## begin RECORD EXTRACTS

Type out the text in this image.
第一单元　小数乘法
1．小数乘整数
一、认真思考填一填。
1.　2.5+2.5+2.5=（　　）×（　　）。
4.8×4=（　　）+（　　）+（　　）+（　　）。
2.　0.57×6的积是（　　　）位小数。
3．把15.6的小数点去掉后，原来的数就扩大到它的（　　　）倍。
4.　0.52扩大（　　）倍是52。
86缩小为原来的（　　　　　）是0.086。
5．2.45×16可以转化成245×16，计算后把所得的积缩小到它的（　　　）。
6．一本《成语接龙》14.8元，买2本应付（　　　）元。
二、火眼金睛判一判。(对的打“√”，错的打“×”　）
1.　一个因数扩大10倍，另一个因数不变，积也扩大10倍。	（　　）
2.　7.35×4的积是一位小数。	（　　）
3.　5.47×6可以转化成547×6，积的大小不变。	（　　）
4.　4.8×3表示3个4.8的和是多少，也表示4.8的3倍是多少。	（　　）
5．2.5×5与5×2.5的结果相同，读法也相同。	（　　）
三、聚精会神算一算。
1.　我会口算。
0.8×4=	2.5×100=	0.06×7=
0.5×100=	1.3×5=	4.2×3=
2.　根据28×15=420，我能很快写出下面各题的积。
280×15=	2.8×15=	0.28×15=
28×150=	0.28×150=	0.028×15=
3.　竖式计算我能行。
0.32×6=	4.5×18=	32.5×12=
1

## end RECORD EXTRACTS

SET TASK: Each line above is to be repeated exactly.

PROBLEM SOLUTION:
Type out the text in this image.
第一单元　小数乘法
1．小数乘整数
一、认真思考填一填。
1.　2.5+2.5+2.5=（　　）×（　　）。
4.8×4=（　　）+（　　）+（　　）+（　　）。
2.　0.57×6的积是（　　　）位小数。
3．把15.6的小数点去掉后，原来的数就扩大到它的（　　　）倍。
4.　0.52扩大（　　）倍是52。
86缩小为原来的（　　　　　）是0.086。
5．2.45×16可以转化成245×16，计算后把所得的积缩小到它的（　　　）。
6．一本《成语接龙》14.8元，买2本应付（　　　）元。
二、火眼金睛判一判。(对的打“√”，错的打“×”　）
1.　一个因数扩大10倍，另一个因数不变，积也扩大10倍。	（　　）
2.　7.35×4的积是一位小数。	（　　）
3.　5.47×6可以转化成547×6，积的大小不变。	（　　）
4.　4.8×3表示3个4.8的和是多少，也表示4.8的3倍是多少。	（　　）
5．2.5×5与5×2.5的结果相同，读法也相同。	（　　）
三、聚精会神算一算。
1.　我会口算。
0.8×4=	2.5×100=	0.06×7=
0.5×100=	1.3×5=	4.2×3=
2.　根据28×15=420，我能很快写出下面各题的积。
280×15=	2.8×15=	0.28×15=
28×150=	0.28×150=	0.028×15=
3.　竖式计算我能行。
0.32×6=	4.5×18=	32.5×12=
1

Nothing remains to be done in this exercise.